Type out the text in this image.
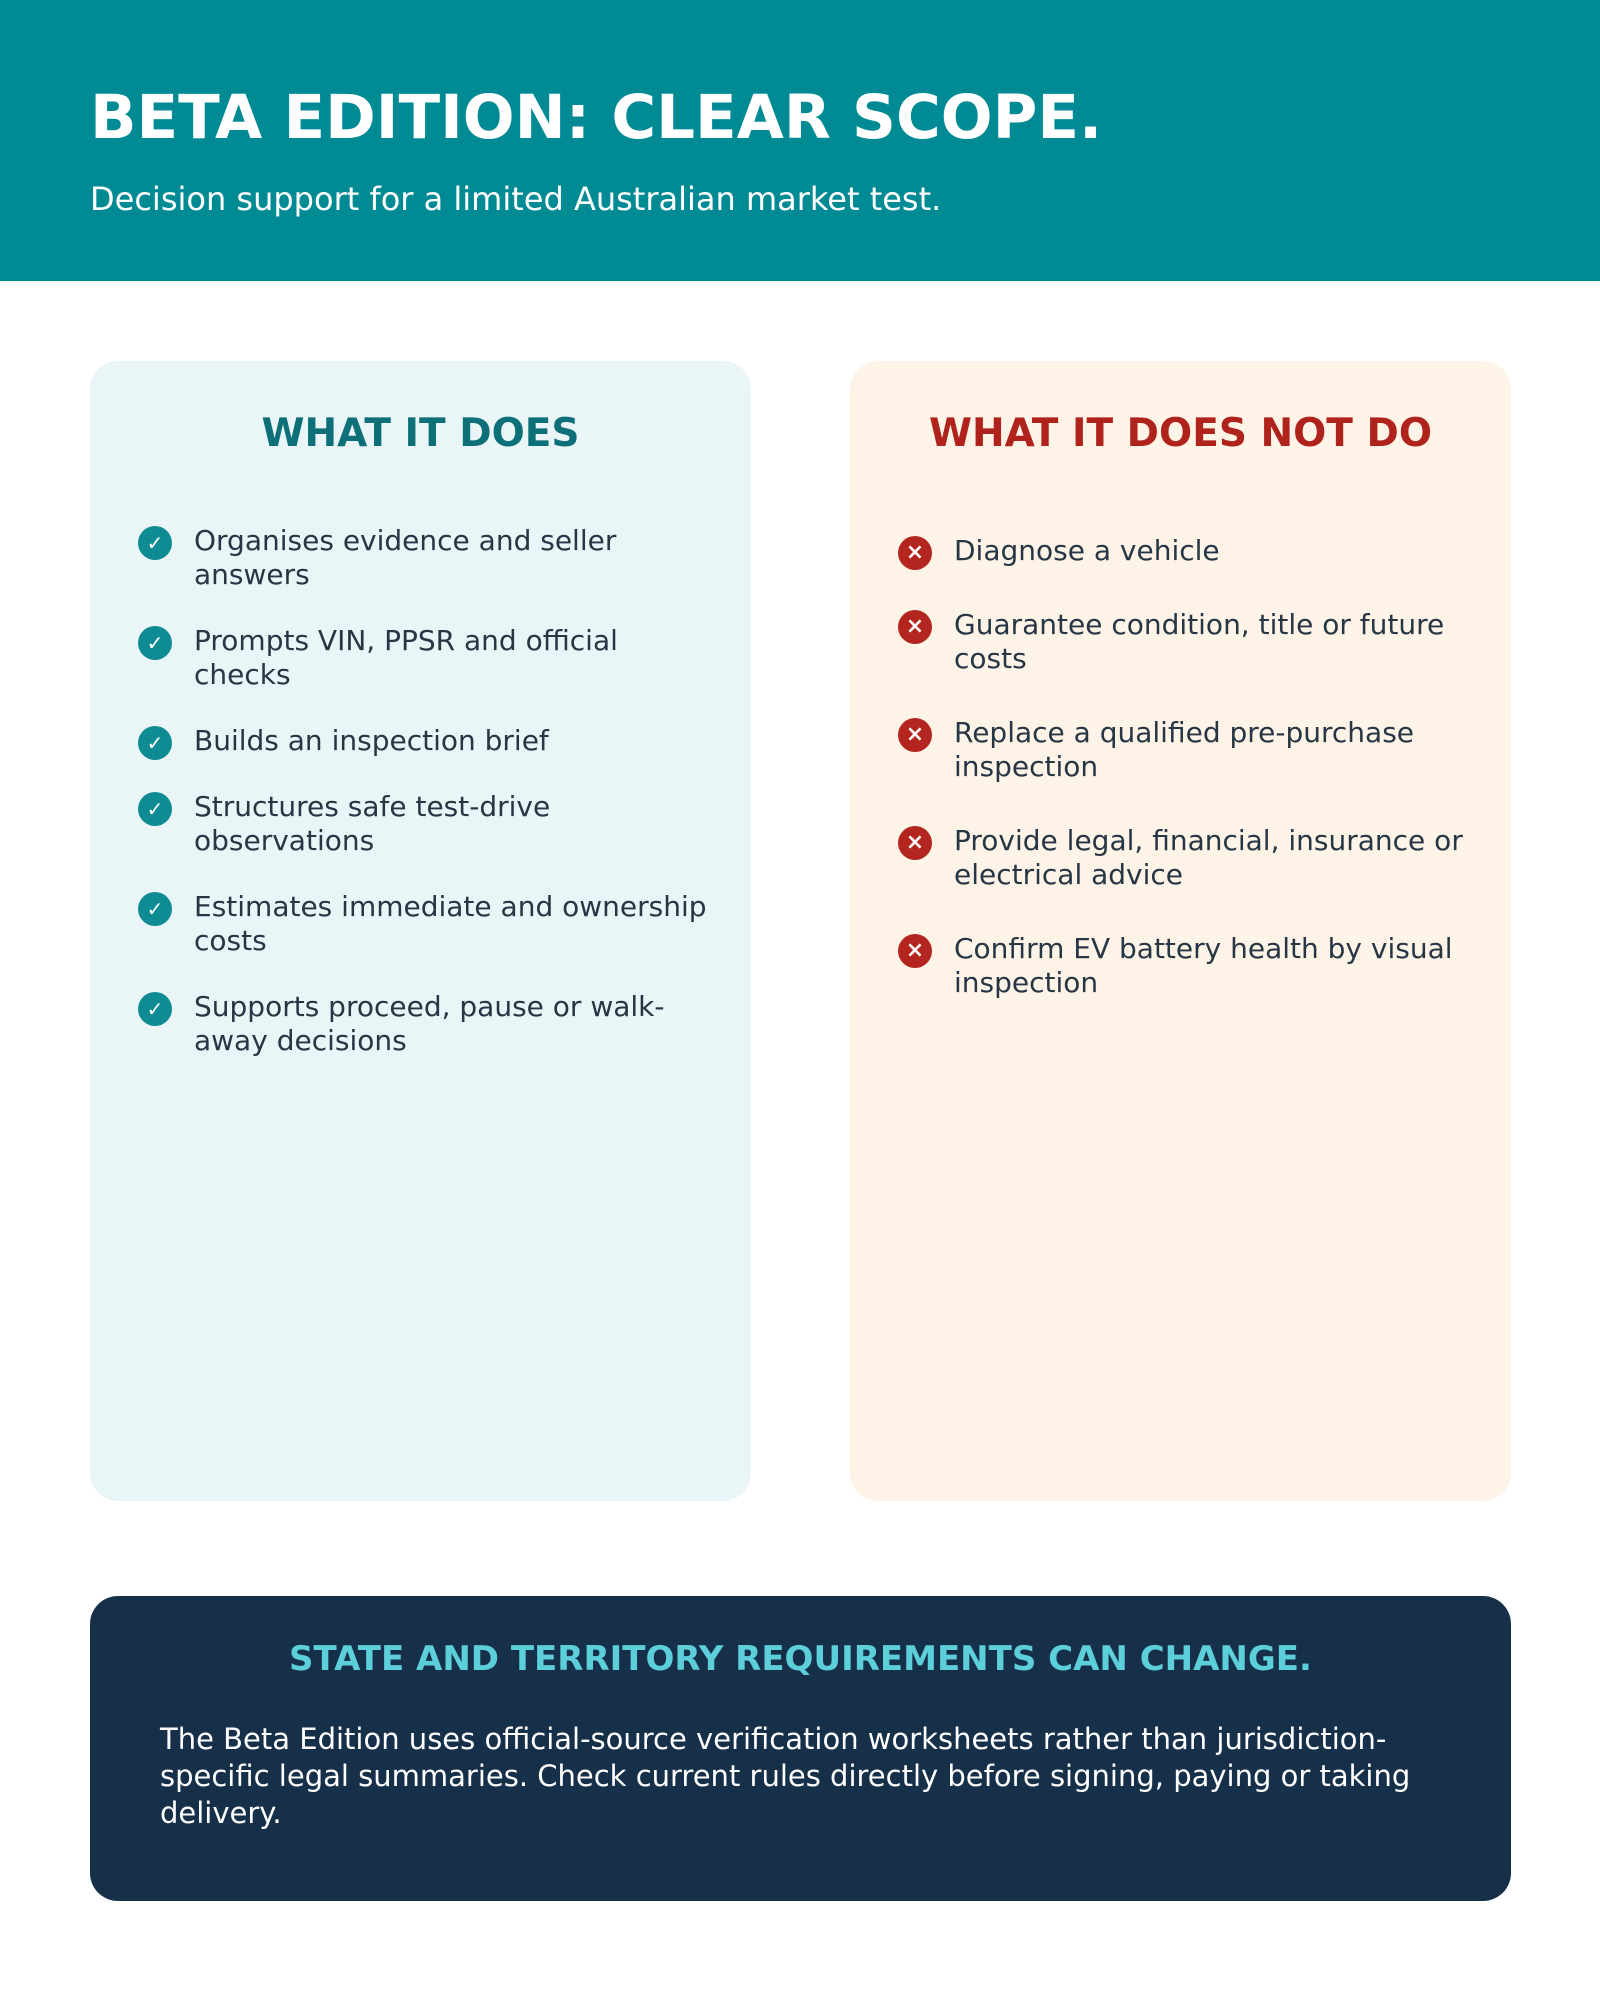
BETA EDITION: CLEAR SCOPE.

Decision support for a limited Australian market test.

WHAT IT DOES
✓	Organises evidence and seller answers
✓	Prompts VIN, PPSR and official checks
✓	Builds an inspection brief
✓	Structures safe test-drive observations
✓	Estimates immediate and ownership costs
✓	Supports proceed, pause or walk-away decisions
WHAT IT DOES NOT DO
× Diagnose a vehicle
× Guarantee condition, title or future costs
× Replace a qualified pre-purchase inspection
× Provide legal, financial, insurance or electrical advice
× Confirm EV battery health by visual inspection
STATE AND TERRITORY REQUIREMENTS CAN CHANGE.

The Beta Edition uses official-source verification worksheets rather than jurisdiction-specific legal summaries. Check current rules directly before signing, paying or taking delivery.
--
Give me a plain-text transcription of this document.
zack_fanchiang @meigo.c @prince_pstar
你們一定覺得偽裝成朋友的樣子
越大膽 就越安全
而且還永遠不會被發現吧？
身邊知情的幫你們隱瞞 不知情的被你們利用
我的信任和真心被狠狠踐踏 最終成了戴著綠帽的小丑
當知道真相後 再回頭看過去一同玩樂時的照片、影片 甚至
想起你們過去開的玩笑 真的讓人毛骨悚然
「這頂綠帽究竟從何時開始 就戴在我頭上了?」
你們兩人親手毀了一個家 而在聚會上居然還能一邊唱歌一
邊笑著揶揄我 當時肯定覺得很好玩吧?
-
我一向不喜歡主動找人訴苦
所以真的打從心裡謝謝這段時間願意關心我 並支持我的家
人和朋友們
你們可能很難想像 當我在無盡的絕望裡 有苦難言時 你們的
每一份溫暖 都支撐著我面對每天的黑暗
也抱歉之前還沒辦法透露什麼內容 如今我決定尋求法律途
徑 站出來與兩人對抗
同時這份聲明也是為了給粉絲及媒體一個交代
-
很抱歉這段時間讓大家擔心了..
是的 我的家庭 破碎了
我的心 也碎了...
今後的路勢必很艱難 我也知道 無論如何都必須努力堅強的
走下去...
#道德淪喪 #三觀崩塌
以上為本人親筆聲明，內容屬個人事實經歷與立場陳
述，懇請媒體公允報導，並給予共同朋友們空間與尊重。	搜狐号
==
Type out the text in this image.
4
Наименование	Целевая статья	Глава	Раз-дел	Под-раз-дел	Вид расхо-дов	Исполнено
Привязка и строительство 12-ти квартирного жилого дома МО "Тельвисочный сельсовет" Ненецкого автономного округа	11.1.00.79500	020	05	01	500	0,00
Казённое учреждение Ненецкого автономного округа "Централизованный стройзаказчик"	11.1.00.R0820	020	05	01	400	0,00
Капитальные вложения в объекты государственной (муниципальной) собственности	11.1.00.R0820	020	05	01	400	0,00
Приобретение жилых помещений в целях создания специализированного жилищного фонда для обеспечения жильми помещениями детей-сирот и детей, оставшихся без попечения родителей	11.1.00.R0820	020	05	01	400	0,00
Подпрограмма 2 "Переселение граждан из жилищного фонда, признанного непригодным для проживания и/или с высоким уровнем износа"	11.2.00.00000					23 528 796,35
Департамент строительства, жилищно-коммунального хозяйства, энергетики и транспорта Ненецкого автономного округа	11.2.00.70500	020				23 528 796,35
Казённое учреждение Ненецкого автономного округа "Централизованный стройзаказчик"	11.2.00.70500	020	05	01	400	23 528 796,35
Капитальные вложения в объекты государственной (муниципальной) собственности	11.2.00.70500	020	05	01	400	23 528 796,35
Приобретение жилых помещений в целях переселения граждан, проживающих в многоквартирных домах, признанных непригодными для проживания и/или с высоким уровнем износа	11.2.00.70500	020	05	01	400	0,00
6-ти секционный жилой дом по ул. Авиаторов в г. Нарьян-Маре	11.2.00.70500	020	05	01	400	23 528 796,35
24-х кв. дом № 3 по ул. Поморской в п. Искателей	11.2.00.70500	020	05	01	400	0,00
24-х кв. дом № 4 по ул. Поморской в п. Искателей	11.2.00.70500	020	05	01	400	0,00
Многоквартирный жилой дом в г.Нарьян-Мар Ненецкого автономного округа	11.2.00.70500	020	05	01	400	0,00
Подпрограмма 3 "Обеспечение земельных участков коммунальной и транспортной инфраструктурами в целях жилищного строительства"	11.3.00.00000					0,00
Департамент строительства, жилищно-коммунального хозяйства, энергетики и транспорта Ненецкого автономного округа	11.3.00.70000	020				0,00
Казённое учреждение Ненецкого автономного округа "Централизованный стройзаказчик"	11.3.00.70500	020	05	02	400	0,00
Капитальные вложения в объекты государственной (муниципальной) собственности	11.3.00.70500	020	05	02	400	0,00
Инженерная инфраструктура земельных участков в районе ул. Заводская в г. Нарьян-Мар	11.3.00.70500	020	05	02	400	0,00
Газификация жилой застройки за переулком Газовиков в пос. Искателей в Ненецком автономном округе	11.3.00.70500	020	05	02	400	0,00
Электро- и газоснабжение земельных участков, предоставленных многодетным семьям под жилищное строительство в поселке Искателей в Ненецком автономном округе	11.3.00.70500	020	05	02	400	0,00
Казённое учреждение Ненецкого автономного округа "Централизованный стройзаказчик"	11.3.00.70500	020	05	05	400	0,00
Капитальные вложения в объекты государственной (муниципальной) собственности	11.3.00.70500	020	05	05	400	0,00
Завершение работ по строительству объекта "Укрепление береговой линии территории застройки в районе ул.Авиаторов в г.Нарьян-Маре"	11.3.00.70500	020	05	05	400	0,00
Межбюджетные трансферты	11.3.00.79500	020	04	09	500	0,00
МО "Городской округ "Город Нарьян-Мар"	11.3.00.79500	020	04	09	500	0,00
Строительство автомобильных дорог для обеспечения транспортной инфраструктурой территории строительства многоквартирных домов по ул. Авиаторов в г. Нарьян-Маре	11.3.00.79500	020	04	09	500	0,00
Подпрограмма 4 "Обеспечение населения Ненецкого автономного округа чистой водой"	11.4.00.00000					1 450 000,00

- EXERCISE:
Search the listing above for the string "уровнем". Copy every line that contains it.

- EXERCISE RESULT:
Подпрограмма 2 "Переселение граждан из жилищного фонда, признанного непригодным для проживания и/или с высоким уровнем износа"	11.2.00.00000					23 528 796,35
Приобретение жилых помещений в целях переселения граждан, проживающих в многоквартирных домах, признанных непригодными для проживания и/или с высоким уровнем износа	11.2.00.70500	020	05	01	400	0,00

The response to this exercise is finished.